» **THE PROBLEM**: Pictures do not belong in the copy, so please give every entry below again exactly.

» **PROVIDED MATERIAL**:
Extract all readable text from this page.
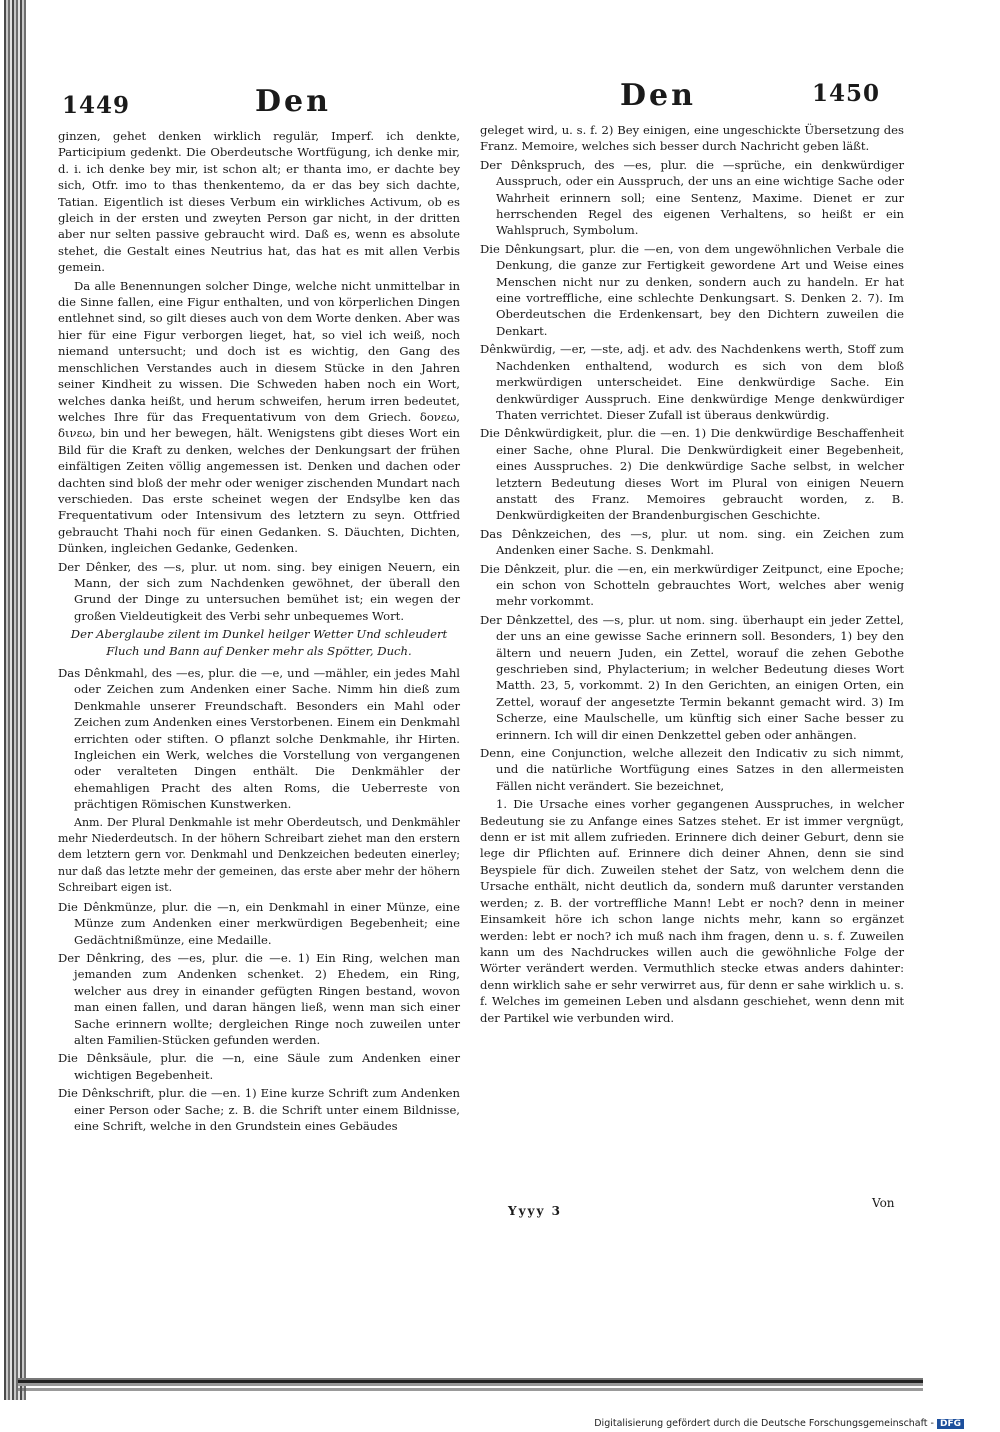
1449	Den	Den	1450

ginzen, gehet denken wirklich regulär, Imperf. ich denkte, Participium gedenkt. Die Oberdeutsche Wortfügung, ich denke mir, d. i. ich denke bey mir, ist schon alt; er thanta imo, er dachte bey sich, Otfr. imo to thas thenkentemo, da er das bey sich dachte, Tatian. Eigentlich ist dieses Verbum ein wirkliches Activum, ob es gleich in der ersten und zweyten Person gar nicht, in der dritten aber nur selten passive gebraucht wird. Daß es, wenn es absolute stehet, die Gestalt eines Neutrius hat, das hat es mit allen Verbis gemein.

Da alle Benennungen solcher Dinge, welche nicht unmittelbar in die Sinne fallen, eine Figur enthalten, und von körperlichen Dingen entlehnet sind, so gilt dieses auch von dem Worte denken. Aber was hier für eine Figur verborgen lieget, hat, so viel ich weiß, noch niemand untersucht; und doch ist es wichtig, den Gang des menschlichen Verstandes auch in diesem Stücke in den Jahren seiner Kindheit zu wissen. Die Schweden haben noch ein Wort, welches danka heißt, und herum schweifen, herum irren bedeutet, welches Ihre für das Frequentativum von dem Griech. δονεω, δινεω, bin und her bewegen, hält. Wenigstens gibt dieses Wort ein Bild für die Kraft zu denken, welches der Denkungsart der frühen einfältigen Zeiten völlig angemessen ist. Denken und dachen oder dachten sind bloß der mehr oder weniger zischenden Mundart nach verschieden. Das erste scheinet wegen der Endsylbe ken das Frequentativum oder Intensivum des letztern zu seyn. Ottfried gebraucht Thahi noch für einen Gedanken. S. Däuchten, Dichten, Dünken, ingleichen Gedanke, Gedenken.

Der Dênker, des —s, plur. ut nom. sing. bey einigen Neuern, ein Mann, der sich zum Nachdenken gewöhnet, der überall den Grund der Dinge zu untersuchen bemühet ist; ein wegen der großen Vieldeutigkeit des Verbi sehr unbequemes Wort.

Der Aberglaube zilent im Dunkel heilger Wetter Und schleudert Fluch und Bann auf Denker mehr als Spötter, Duch.

Das Dênkmahl, des —es, plur. die —e, und —mähler, ein jedes Mahl oder Zeichen zum Andenken einer Sache. Nimm hin dieß zum Denkmahle unserer Freundschaft. Besonders ein Mahl oder Zeichen zum Andenken eines Verstorbenen. Einem ein Denkmahl errichten oder stiften. O pflanzt solche Denkmahle, ihr Hirten. Ingleichen ein Werk, welches die Vorstellung von vergangenen oder veralteten Dingen enthält. Die Denkmähler der ehemahligen Pracht des alten Roms, die Ueberreste von prächtigen Römischen Kunstwerken.

Anm. Der Plural Denkmahle ist mehr Oberdeutsch, und Denkmähler mehr Niederdeutsch. In der höhern Schreibart ziehet man den erstern dem letztern gern vor. Denkmahl und Denkzeichen bedeuten einerley; nur daß das letzte mehr der gemeinen, das erste aber mehr der höhern Schreibart eigen ist.

Die Dênkmünze, plur. die —n, ein Denkmahl in einer Münze, eine Münze zum Andenken einer merkwürdigen Begebenheit; eine Gedächtnißmünze, eine Medaille.

Der Dênkring, des —es, plur. die —e. 1) Ein Ring, welchen man jemanden zum Andenken schenket. 2) Ehedem, ein Ring, welcher aus drey in einander gefügten Ringen bestand, wovon man einen fallen, und daran hängen ließ, wenn man sich einer Sache erinnern wollte; dergleichen Ringe noch zuweilen unter alten Familien-Stücken gefunden werden.

Die Dênksäule, plur. die —n, eine Säule zum Andenken einer wichtigen Begebenheit.

Die Dênkschrift, plur. die —en. 1) Eine kurze Schrift zum Andenken einer Person oder Sache; z. B. die Schrift unter einem Bildnisse, eine Schrift, welche in den Grundstein eines Gebäudes

geleget wird, u. s. f. 2) Bey einigen, eine ungeschickte Übersetzung des Franz. Memoire, welches sich besser durch Nachricht geben läßt.

Der Dênkspruch, des —es, plur. die —sprüche, ein denkwürdiger Ausspruch, oder ein Ausspruch, der uns an eine wichtige Sache oder Wahrheit erinnern soll; eine Sentenz, Maxime. Dienet er zur herrschenden Regel des eigenen Verhaltens, so heißt er ein Wahlspruch, Symbolum.

Die Dênkungsart, plur. die —en, von dem ungewöhnlichen Verbale die Denkung, die ganze zur Fertigkeit gewordene Art und Weise eines Menschen nicht nur zu denken, sondern auch zu handeln. Er hat eine vortreffliche, eine schlechte Denkungsart. S. Denken 2. 7). Im Oberdeutschen die Erdenkensart, bey den Dichtern zuweilen die Denkart.

Dênkwürdig, —er, —ste, adj. et adv. des Nachdenkens werth, Stoff zum Nachdenken enthaltend, wodurch es sich von dem bloß merkwürdigen unterscheidet. Eine denkwürdige Sache. Ein denkwürdiger Ausspruch. Eine denkwürdige Menge denkwürdiger Thaten verrichtet. Dieser Zufall ist überaus denkwürdig.

Die Dênkwürdigkeit, plur. die —en. 1) Die denkwürdige Beschaffenheit einer Sache, ohne Plural. Die Denkwürdigkeit einer Begebenheit, eines Ausspruches. 2) Die denkwürdige Sache selbst, in welcher letztern Bedeutung dieses Wort im Plural von einigen Neuern anstatt des Franz. Memoires gebraucht worden, z. B. Denkwürdigkeiten der Brandenburgischen Geschichte.

Das Dênkzeichen, des —s, plur. ut nom. sing. ein Zeichen zum Andenken einer Sache. S. Denkmahl.

Die Dênkzeit, plur. die —en, ein merkwürdiger Zeitpunct, eine Epoche; ein schon von Schotteln gebrauchtes Wort, welches aber wenig mehr vorkommt.

Der Dênkzettel, des —s, plur. ut nom. sing. überhaupt ein jeder Zettel, der uns an eine gewisse Sache erinnern soll. Besonders, 1) bey den ältern und neuern Juden, ein Zettel, worauf die zehen Gebothe geschrieben sind, Phylacterium; in welcher Bedeutung dieses Wort Matth. 23, 5, vorkommt. 2) In den Gerichten, an einigen Orten, ein Zettel, worauf der angesetzte Termin bekannt gemacht wird. 3) Im Scherze, eine Maulschelle, um künftig sich einer Sache besser zu erinnern. Ich will dir einen Denkzettel geben oder anhängen.

Denn, eine Conjunction, welche allezeit den Indicativ zu sich nimmt, und die natürliche Wortfügung eines Satzes in den allermeisten Fällen nicht verändert. Sie bezeichnet,

1. Die Ursache eines vorher gegangenen Ausspruches, in welcher Bedeutung sie zu Anfange eines Satzes stehet. Er ist immer vergnügt, denn er ist mit allem zufrieden. Erinnere dich deiner Geburt, denn sie lege dir Pflichten auf. Erinnere dich deiner Ahnen, denn sie sind Beyspiele für dich. Zuweilen stehet der Satz, von welchem denn die Ursache enthält, nicht deutlich da, sondern muß darunter verstanden werden; z. B. der vortreffliche Mann! Lebt er noch? denn in meiner Einsamkeit höre ich schon lange nichts mehr, kann so ergänzet werden: lebt er noch? ich muß nach ihm fragen, denn u. s. f. Zuweilen kann um des Nachdruckes willen auch die gewöhnliche Folge der Wörter verändert werden. Vermuthlich stecke etwas anders dahinter: denn wirklich sahe er sehr verwirret aus, für denn er sahe wirklich u. s. f. Welches im gemeinen Leben und alsdann geschiehet, wenn denn mit der Partikel wie verbunden wird.

Yyyy 3
Von
Digitalisierung gefördert durch die Deutsche Forschungsgemeinschaft - DFG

» **WORKED ANSWER**:
Extract all readable text from this page.
1449	Den	Den	1450

ginzen, gehet denken wirklich regulär, Imperf. ich denkte, Participium gedenkt. Die Oberdeutsche Wortfügung, ich denke mir, d. i. ich denke bey mir, ist schon alt; er thanta imo, er dachte bey sich, Otfr. imo to thas thenkentemo, da er das bey sich dachte, Tatian. Eigentlich ist dieses Verbum ein wirkliches Activum, ob es gleich in der ersten und zweyten Person gar nicht, in der dritten aber nur selten passive gebraucht wird. Daß es, wenn es absolute stehet, die Gestalt eines Neutrius hat, das hat es mit allen Verbis gemein.

Da alle Benennungen solcher Dinge, welche nicht unmittelbar in die Sinne fallen, eine Figur enthalten, und von körperlichen Dingen entlehnet sind, so gilt dieses auch von dem Worte denken. Aber was hier für eine Figur verborgen lieget, hat, so viel ich weiß, noch niemand untersucht; und doch ist es wichtig, den Gang des menschlichen Verstandes auch in diesem Stücke in den Jahren seiner Kindheit zu wissen. Die Schweden haben noch ein Wort, welches danka heißt, und herum schweifen, herum irren bedeutet, welches Ihre für das Frequentativum von dem Griech. δονεω, δινεω, bin und her bewegen, hält. Wenigstens gibt dieses Wort ein Bild für die Kraft zu denken, welches der Denkungsart der frühen einfältigen Zeiten völlig angemessen ist. Denken und dachen oder dachten sind bloß der mehr oder weniger zischenden Mundart nach verschieden. Das erste scheinet wegen der Endsylbe ken das Frequentativum oder Intensivum des letztern zu seyn. Ottfried gebraucht Thahi noch für einen Gedanken. S. Däuchten, Dichten, Dünken, ingleichen Gedanke, Gedenken.

Der Dênker, des —s, plur. ut nom. sing. bey einigen Neuern, ein Mann, der sich zum Nachdenken gewöhnet, der überall den Grund der Dinge zu untersuchen bemühet ist; ein wegen der großen Vieldeutigkeit des Verbi sehr unbequemes Wort.

Der Aberglaube zilent im Dunkel heilger Wetter Und schleudert Fluch und Bann auf Denker mehr als Spötter, Duch.

Das Dênkmahl, des —es, plur. die —e, und —mähler, ein jedes Mahl oder Zeichen zum Andenken einer Sache. Nimm hin dieß zum Denkmahle unserer Freundschaft. Besonders ein Mahl oder Zeichen zum Andenken eines Verstorbenen. Einem ein Denkmahl errichten oder stiften. O pflanzt solche Denkmahle, ihr Hirten. Ingleichen ein Werk, welches die Vorstellung von vergangenen oder veralteten Dingen enthält. Die Denkmähler der ehemahligen Pracht des alten Roms, die Ueberreste von prächtigen Römischen Kunstwerken.

Anm. Der Plural Denkmahle ist mehr Oberdeutsch, und Denkmähler mehr Niederdeutsch. In der höhern Schreibart ziehet man den erstern dem letztern gern vor. Denkmahl und Denkzeichen bedeuten einerley; nur daß das letzte mehr der gemeinen, das erste aber mehr der höhern Schreibart eigen ist.

Die Dênkmünze, plur. die —n, ein Denkmahl in einer Münze, eine Münze zum Andenken einer merkwürdigen Begebenheit; eine Gedächtnißmünze, eine Medaille.

Der Dênkring, des —es, plur. die —e. 1) Ein Ring, welchen man jemanden zum Andenken schenket. 2) Ehedem, ein Ring, welcher aus drey in einander gefügten Ringen bestand, wovon man einen fallen, und daran hängen ließ, wenn man sich einer Sache erinnern wollte; dergleichen Ringe noch zuweilen unter alten Familien-Stücken gefunden werden.

Die Dênksäule, plur. die —n, eine Säule zum Andenken einer wichtigen Begebenheit.

Die Dênkschrift, plur. die —en. 1) Eine kurze Schrift zum Andenken einer Person oder Sache; z. B. die Schrift unter einem Bildnisse, eine Schrift, welche in den Grundstein eines Gebäudes

geleget wird, u. s. f. 2) Bey einigen, eine ungeschickte Übersetzung des Franz. Memoire, welches sich besser durch Nachricht geben läßt.

Der Dênkspruch, des —es, plur. die —sprüche, ein denkwürdiger Ausspruch, oder ein Ausspruch, der uns an eine wichtige Sache oder Wahrheit erinnern soll; eine Sentenz, Maxime. Dienet er zur herrschenden Regel des eigenen Verhaltens, so heißt er ein Wahlspruch, Symbolum.

Die Dênkungsart, plur. die —en, von dem ungewöhnlichen Verbale die Denkung, die ganze zur Fertigkeit gewordene Art und Weise eines Menschen nicht nur zu denken, sondern auch zu handeln. Er hat eine vortreffliche, eine schlechte Denkungsart. S. Denken 2. 7). Im Oberdeutschen die Erdenkensart, bey den Dichtern zuweilen die Denkart.

Dênkwürdig, —er, —ste, adj. et adv. des Nachdenkens werth, Stoff zum Nachdenken enthaltend, wodurch es sich von dem bloß merkwürdigen unterscheidet. Eine denkwürdige Sache. Ein denkwürdiger Ausspruch. Eine denkwürdige Menge denkwürdiger Thaten verrichtet. Dieser Zufall ist überaus denkwürdig.

Die Dênkwürdigkeit, plur. die —en. 1) Die denkwürdige Beschaffenheit einer Sache, ohne Plural. Die Denkwürdigkeit einer Begebenheit, eines Ausspruches. 2) Die denkwürdige Sache selbst, in welcher letztern Bedeutung dieses Wort im Plural von einigen Neuern anstatt des Franz. Memoires gebraucht worden, z. B. Denkwürdigkeiten der Brandenburgischen Geschichte.

Das Dênkzeichen, des —s, plur. ut nom. sing. ein Zeichen zum Andenken einer Sache. S. Denkmahl.

Die Dênkzeit, plur. die —en, ein merkwürdiger Zeitpunct, eine Epoche; ein schon von Schotteln gebrauchtes Wort, welches aber wenig mehr vorkommt.

Der Dênkzettel, des —s, plur. ut nom. sing. überhaupt ein jeder Zettel, der uns an eine gewisse Sache erinnern soll. Besonders, 1) bey den ältern und neuern Juden, ein Zettel, worauf die zehen Gebothe geschrieben sind, Phylacterium; in welcher Bedeutung dieses Wort Matth. 23, 5, vorkommt. 2) In den Gerichten, an einigen Orten, ein Zettel, worauf der angesetzte Termin bekannt gemacht wird. 3) Im Scherze, eine Maulschelle, um künftig sich einer Sache besser zu erinnern. Ich will dir einen Denkzettel geben oder anhängen.

Denn, eine Conjunction, welche allezeit den Indicativ zu sich nimmt, und die natürliche Wortfügung eines Satzes in den allermeisten Fällen nicht verändert. Sie bezeichnet,

1. Die Ursache eines vorher gegangenen Ausspruches, in welcher Bedeutung sie zu Anfange eines Satzes stehet. Er ist immer vergnügt, denn er ist mit allem zufrieden. Erinnere dich deiner Geburt, denn sie lege dir Pflichten auf. Erinnere dich deiner Ahnen, denn sie sind Beyspiele für dich. Zuweilen stehet der Satz, von welchem denn die Ursache enthält, nicht deutlich da, sondern muß darunter verstanden werden; z. B. der vortreffliche Mann! Lebt er noch? denn in meiner Einsamkeit höre ich schon lange nichts mehr, kann so ergänzet werden: lebt er noch? ich muß nach ihm fragen, denn u. s. f. Zuweilen kann um des Nachdruckes willen auch die gewöhnliche Folge der Wörter verändert werden. Vermuthlich stecke etwas anders dahinter: denn wirklich sahe er sehr verwirret aus, für denn er sahe wirklich u. s. f. Welches im gemeinen Leben und alsdann geschiehet, wenn denn mit der Partikel wie verbunden wird.

Yyyy 3
Von
Digitalisierung gefördert durch die Deutsche Forschungsgemeinschaft - DFG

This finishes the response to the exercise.